WHAT IS EXPECTED: Comb the records below for the string "axis" and copy each line where it turns up.

[Records excerpted from a collection]
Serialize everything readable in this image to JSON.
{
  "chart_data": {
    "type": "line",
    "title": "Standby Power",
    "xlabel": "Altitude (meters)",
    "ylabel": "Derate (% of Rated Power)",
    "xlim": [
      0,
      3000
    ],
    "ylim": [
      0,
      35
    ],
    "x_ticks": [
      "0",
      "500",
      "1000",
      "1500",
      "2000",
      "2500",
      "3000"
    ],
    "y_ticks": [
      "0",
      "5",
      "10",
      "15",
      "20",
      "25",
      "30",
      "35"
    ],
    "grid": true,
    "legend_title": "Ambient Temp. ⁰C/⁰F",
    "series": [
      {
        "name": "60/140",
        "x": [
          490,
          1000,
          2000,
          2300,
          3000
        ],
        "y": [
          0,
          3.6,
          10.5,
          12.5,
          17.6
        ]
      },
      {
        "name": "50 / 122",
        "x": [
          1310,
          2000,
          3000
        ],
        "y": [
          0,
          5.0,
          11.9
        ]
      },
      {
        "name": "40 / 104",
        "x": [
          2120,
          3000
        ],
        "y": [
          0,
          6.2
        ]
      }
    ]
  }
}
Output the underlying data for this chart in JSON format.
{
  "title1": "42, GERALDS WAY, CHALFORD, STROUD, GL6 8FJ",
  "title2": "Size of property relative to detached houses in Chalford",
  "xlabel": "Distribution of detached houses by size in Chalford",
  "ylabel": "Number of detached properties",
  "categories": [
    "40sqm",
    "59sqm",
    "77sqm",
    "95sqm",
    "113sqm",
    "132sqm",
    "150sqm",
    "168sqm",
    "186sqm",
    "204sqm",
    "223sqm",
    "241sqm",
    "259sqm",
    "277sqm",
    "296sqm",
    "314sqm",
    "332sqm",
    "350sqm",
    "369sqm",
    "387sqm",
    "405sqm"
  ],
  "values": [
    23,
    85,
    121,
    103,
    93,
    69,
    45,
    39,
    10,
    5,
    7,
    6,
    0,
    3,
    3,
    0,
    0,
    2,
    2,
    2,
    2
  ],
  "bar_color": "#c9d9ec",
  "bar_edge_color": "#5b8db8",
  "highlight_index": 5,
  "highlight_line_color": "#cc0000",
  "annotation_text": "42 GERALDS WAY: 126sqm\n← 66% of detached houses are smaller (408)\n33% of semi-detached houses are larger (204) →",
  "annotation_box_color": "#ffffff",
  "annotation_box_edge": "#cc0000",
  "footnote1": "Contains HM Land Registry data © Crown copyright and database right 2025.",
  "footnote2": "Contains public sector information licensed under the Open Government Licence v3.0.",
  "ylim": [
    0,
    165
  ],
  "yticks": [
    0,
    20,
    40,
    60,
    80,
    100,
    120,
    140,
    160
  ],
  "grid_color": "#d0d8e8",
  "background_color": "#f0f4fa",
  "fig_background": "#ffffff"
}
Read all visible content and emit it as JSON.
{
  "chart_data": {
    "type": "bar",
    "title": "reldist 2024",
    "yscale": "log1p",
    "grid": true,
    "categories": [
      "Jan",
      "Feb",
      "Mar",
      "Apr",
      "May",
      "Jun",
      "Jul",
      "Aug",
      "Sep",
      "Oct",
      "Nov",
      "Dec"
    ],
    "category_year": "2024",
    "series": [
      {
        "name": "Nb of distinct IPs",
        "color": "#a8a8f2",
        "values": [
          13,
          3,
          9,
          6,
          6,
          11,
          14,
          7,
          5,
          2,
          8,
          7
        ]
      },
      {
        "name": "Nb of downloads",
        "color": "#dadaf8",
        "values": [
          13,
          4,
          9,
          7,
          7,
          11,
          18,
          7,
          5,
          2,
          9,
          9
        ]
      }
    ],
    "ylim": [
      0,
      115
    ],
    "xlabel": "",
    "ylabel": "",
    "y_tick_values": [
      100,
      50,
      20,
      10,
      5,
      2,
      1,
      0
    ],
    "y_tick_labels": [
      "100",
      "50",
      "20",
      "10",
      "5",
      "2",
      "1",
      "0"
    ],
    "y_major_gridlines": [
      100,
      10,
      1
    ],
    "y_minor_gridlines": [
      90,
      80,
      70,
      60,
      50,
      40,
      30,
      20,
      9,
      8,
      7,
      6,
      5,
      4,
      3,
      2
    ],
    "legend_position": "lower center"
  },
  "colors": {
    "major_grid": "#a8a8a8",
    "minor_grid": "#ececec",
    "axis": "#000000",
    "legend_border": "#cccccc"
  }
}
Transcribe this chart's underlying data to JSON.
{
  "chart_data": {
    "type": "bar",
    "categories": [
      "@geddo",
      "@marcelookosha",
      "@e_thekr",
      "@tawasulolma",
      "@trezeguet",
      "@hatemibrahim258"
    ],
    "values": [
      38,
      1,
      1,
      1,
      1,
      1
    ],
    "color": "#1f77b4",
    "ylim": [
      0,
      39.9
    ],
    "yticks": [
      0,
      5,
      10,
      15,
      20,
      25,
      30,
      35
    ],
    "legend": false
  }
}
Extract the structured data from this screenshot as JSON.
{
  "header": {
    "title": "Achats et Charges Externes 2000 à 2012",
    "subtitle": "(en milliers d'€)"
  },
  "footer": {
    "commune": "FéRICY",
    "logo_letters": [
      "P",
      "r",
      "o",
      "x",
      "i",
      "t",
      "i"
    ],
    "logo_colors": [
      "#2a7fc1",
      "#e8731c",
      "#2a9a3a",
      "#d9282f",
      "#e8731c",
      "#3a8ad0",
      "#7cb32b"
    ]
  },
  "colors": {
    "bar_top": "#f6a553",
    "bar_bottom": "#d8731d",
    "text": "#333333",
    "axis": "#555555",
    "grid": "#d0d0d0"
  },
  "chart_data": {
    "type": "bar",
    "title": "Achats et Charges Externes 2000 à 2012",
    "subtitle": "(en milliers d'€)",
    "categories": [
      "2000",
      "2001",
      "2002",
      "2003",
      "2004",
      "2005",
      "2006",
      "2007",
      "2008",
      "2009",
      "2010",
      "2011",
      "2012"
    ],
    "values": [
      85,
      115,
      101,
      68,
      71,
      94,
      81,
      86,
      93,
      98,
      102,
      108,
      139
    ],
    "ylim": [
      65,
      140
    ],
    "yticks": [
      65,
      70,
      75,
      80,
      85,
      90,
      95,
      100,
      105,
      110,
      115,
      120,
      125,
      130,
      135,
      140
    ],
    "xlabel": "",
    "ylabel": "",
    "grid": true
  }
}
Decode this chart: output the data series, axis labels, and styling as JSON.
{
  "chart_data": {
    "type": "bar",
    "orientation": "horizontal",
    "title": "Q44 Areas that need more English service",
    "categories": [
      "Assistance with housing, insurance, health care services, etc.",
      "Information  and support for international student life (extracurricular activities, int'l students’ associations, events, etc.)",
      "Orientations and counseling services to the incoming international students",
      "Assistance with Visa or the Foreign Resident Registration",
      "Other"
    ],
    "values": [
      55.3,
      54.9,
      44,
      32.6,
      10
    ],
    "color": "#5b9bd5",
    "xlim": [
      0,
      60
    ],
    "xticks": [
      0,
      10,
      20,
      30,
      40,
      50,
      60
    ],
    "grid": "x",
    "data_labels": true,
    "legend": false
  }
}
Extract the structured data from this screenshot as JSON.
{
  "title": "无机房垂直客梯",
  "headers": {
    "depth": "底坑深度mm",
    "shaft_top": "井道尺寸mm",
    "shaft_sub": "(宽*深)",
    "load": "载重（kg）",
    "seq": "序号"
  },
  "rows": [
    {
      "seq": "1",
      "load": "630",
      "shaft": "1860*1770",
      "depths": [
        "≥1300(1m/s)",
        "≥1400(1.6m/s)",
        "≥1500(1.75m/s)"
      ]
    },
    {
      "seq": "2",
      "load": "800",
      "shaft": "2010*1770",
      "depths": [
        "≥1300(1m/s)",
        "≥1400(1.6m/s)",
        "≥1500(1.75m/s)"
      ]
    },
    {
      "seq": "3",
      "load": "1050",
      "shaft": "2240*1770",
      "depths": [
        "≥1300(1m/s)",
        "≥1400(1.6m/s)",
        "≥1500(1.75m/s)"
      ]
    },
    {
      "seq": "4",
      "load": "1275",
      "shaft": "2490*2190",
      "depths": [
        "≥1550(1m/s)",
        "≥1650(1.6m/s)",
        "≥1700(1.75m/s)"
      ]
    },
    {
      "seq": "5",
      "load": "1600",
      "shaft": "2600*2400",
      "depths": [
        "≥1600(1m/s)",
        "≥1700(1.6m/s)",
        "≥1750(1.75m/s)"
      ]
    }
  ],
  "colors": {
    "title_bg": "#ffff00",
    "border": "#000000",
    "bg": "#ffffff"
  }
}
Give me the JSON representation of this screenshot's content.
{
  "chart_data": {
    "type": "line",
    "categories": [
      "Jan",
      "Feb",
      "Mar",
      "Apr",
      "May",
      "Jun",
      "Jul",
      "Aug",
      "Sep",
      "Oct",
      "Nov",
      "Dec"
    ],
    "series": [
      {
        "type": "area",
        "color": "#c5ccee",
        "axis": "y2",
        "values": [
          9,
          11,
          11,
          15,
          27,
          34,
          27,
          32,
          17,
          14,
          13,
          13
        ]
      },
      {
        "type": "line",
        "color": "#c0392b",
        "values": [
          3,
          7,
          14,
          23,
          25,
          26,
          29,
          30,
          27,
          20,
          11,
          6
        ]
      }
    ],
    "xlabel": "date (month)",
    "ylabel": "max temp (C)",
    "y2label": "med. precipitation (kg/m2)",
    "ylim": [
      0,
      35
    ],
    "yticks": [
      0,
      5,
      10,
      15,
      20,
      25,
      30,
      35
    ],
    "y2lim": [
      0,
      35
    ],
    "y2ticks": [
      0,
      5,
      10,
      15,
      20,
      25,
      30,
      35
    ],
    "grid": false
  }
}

FINAL ANSWER:
    "axis": "#000000",
    "axis": "#555555",
Decode this chart: output the data series, axis labels, and styling as JSON.
        "axis": "y2",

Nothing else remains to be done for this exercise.